§ EXERCISE A: Print everything from "I want to be" down to "So shall we?" in the column on disabled historical figures, copying it without any changes.
§ EXERCISE B: Summarize the column on disabled historical figures in two sentences.

--- START EXTRACTED TEXT ---

When I started to accept that I was disabled, one of the first things I did was turn to the internet for examples of successful disabled people. Perhaps this is a common experience — suddenly becoming part of a minority group, and needing to reassure yourself that people like you have thrived in the past.
What I discovered was a long history of collective and individual pain, but also of resistance and triumph.
Since then, I’ve collected a wealth of information on disabled historical figures. Some are well-known, while others have flown under the radar of popular history, forgotten by many and remembered by few.
The more people I uncovered, peeling back histories that often erased their subject’s disability, or discovering names and lives that were entirely new to me, the more I wanted to share them.
So, Unruly Bodies; Remarkable Lives was born.
There’s always a risk in writing a column like this, that it will veer into ‘superhuman’ territory. That in writing about disabled success, I inadvertently popularise the view that all disabled people can do anything, if we just set our minds to it. Of course, this isn’t the case. In the same way that it would be impossible for every abled person to run as fast as Usain Bolt, disability isn’t a monolith.
We all have different abilities, access needs, support systems, and environments, and each of these shape how much we can achieve.
I want to be clear from the beginning that exceptionalism shouldn’t be a prerequisite for access, support, and success. Disabled people, like every other person, shouldn’t have to be extraordinary to be worthy of equality or equity. This column, then, seeks to uncover disabled historical figures without shying away from the barriers they faced.
It’s a celebration of the tenacity of unruly bodies, the political and social resistance inherent in disabled lives, and the exceptional figures who raised their voices against a world that was designed to silence them. After all, how can you be something if you can’t see it? I want these people to be seen, and I hope you’ll enjoy discovering them too.
So shall we?
Annette Kellerman: Silent film’s disabled mermaid
“It’s the most ghastly thing in the world to be called the perfect woman,” Annette Kellerman (1886 – 1975) told an interviewer in the year before her death. “Every other woman was saying [of me], I don’t see that she’s anything.”
Although they might not have seen her as anything, Annette Kellerman was an Edwardian trailblazer, who credited her success as a swimmer, vaudeville star, silent film actress, and swimwear pioneer, to her early years of disability.
“My early physical misfortune turned out to be the greatest blessing that could have come to me,” she wrote in her book, How To Swim (1918).
She was speaking of the childhood rickets that had severely weakened the bones in her legs, and left her needing steel braces to walk. At the time, doctors told her father that she would never improve. Despite this prognosis, a single doctor advised them that swimming might help her to build muscle, which would compensate for the permanent damage to her bones.
Although she was resistant to the idea at first, writing of her “humiliation” over “exposing my weak and ill-formed legs,” this early hydrotherapy proved to be the start of a lifetime of performance and success.

--- END EXTRACTED TEXT ---
--- START SOURCE EXCERPT ---

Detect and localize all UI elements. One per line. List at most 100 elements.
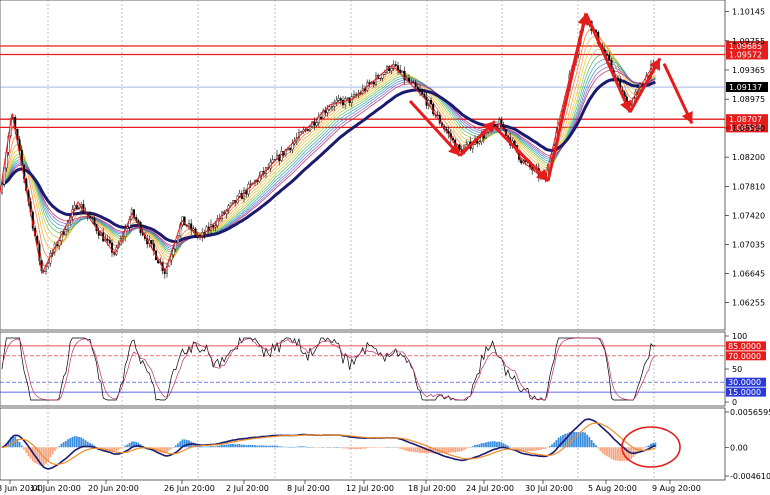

--- END SOURCE EXCERPT ---

§ RESPONSE A:
I want to be clear from the beginning that exceptionalism shouldn’t be a prerequisite for access, support, and success. Disabled people, like every other person, shouldn’t have to be extraordinary to be worthy of equality or equity. This column, then, seeks to uncover disabled historical figures without shying away from the barriers they faced.
It’s a celebration of the tenacity of unruly bodies, the political and social resistance inherent in disabled lives, and the exceptional figures who raised their voices against a world that was designed to silence them. After all, how can you be something if you can’t see it? I want these people to be seen, and I hope you’ll enjoy discovering them too.
So shall we?

§ RESPONSE B: The column Unruly Bodies; Remarkable Lives sets out to uncover disabled historical figures without shying away from the barriers they faced, while insisting that disabled people shouldn't have to be extraordinary to be worthy of equality or equity. Its first subject, Annette Kellerman, credited her success as a swimmer, vaudeville star, silent film actress and swimwear pioneer to a childhood of rickets that left her needing steel leg braces, which a doctor suggested swimming could help.